### [TASK BRIEF]
Copy all lines that contain the word "document".

### [RECORDS]
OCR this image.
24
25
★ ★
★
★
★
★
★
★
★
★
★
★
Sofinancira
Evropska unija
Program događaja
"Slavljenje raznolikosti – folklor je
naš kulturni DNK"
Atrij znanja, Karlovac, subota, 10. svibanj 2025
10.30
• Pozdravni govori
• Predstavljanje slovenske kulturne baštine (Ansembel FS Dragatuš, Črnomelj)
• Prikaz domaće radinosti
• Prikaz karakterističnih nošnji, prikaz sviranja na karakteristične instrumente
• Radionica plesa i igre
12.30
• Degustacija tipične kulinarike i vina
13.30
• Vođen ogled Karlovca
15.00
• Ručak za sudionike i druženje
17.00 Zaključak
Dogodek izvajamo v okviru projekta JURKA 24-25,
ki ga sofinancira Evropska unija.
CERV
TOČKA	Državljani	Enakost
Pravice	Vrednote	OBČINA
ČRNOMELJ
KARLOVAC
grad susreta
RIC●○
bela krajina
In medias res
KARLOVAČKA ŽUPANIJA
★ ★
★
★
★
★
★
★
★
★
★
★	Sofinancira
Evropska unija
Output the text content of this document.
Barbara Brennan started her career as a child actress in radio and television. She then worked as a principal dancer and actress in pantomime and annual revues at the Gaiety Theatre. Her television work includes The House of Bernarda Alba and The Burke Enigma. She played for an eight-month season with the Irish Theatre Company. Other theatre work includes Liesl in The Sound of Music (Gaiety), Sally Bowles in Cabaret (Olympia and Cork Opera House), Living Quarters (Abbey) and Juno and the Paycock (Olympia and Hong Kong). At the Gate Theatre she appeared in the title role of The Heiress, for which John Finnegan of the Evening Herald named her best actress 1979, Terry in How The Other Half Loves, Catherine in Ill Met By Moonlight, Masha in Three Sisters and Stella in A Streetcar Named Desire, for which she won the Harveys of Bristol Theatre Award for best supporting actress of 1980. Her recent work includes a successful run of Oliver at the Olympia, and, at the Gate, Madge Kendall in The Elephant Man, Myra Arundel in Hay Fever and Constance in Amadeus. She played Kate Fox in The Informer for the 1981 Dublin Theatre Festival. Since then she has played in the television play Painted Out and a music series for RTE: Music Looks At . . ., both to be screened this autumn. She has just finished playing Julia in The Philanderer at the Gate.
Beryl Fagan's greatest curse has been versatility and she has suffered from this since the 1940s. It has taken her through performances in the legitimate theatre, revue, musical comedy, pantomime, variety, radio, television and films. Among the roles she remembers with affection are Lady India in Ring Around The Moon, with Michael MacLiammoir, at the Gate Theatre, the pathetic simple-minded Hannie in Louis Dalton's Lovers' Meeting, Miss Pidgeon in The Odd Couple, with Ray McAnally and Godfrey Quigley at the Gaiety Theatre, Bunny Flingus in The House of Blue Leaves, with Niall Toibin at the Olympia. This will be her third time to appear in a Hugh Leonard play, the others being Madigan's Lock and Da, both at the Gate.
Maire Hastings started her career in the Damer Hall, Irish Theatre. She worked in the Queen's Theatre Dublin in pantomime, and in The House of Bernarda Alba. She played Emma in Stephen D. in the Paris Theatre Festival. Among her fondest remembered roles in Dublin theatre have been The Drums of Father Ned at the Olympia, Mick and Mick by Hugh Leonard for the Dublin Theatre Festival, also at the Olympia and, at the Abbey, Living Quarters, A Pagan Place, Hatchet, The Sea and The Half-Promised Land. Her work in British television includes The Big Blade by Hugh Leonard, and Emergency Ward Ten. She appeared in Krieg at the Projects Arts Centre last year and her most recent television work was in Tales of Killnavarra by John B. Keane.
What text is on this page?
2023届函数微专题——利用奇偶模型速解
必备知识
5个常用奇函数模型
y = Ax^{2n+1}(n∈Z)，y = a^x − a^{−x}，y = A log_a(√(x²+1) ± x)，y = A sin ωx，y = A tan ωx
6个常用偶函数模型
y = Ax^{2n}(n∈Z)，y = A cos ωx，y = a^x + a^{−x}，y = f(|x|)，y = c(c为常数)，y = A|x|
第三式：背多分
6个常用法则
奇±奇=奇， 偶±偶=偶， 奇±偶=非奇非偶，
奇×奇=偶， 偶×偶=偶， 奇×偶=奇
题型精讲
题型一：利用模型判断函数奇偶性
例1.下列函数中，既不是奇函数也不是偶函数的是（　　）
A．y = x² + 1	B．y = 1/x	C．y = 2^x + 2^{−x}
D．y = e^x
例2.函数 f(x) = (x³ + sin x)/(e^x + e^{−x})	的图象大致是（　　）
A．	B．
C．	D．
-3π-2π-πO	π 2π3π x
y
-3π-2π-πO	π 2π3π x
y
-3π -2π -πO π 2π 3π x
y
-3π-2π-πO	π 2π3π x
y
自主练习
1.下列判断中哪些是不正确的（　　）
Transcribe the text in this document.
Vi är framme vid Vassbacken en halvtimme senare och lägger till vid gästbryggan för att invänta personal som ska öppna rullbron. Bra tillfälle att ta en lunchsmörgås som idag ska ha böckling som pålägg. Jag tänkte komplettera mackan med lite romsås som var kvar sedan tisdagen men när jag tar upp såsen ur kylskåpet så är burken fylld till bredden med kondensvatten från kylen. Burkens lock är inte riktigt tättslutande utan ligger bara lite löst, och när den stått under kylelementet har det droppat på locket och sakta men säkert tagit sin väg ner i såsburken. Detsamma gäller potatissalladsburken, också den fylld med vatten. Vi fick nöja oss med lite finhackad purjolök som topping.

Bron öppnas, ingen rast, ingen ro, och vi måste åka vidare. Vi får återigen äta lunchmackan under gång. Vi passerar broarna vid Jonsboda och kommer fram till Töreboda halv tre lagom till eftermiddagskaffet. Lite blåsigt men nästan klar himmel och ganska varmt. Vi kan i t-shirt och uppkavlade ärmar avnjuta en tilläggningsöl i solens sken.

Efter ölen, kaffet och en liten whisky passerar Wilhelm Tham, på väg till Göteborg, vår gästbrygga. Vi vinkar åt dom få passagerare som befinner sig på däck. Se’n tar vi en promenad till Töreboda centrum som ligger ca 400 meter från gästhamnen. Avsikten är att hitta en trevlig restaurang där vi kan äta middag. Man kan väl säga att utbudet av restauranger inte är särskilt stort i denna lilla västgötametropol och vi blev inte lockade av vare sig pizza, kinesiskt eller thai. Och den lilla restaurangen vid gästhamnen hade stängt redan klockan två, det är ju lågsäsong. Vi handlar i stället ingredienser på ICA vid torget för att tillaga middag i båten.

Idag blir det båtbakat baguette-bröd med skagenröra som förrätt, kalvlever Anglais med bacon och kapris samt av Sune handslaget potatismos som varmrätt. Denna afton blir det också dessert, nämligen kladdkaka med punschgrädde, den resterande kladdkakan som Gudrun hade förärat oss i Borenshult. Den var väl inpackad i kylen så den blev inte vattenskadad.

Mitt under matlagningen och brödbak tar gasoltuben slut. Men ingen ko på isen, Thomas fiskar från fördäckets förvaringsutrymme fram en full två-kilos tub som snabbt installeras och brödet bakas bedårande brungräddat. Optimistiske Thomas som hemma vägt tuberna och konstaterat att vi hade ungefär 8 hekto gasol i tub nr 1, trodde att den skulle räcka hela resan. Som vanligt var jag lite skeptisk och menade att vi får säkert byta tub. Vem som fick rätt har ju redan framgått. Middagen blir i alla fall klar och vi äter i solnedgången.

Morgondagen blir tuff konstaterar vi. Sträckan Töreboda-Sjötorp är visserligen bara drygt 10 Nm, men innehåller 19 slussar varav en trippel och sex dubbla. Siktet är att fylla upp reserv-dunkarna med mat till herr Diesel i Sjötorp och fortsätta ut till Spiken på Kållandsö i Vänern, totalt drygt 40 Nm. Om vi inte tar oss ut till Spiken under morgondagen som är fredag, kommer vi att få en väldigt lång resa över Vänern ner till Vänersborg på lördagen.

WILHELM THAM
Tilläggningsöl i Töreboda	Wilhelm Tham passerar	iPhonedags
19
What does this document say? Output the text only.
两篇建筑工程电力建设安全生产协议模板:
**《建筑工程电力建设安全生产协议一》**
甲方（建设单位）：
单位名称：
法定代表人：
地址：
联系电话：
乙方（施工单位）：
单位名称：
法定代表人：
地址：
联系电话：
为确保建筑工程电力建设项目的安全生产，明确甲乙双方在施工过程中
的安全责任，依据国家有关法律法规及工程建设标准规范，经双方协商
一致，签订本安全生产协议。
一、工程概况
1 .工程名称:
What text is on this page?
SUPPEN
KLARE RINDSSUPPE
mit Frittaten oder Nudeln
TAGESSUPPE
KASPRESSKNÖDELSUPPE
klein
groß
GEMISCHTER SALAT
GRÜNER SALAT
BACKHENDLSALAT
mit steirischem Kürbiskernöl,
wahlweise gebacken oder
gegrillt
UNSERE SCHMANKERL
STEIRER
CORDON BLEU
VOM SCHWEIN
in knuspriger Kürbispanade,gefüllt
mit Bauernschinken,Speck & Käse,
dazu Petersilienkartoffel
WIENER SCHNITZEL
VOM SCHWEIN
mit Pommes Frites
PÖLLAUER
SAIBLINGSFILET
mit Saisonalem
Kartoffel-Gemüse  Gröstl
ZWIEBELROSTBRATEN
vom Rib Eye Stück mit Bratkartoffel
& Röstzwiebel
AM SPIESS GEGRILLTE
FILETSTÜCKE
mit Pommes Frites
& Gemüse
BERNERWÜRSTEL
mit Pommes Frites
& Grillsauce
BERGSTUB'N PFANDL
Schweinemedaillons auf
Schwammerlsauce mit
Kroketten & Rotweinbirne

### [SOLUTION FOR THIS PROBLEM]
Output the text content of this document.
Transcribe the text in this document.
What does this document say? Output the text only.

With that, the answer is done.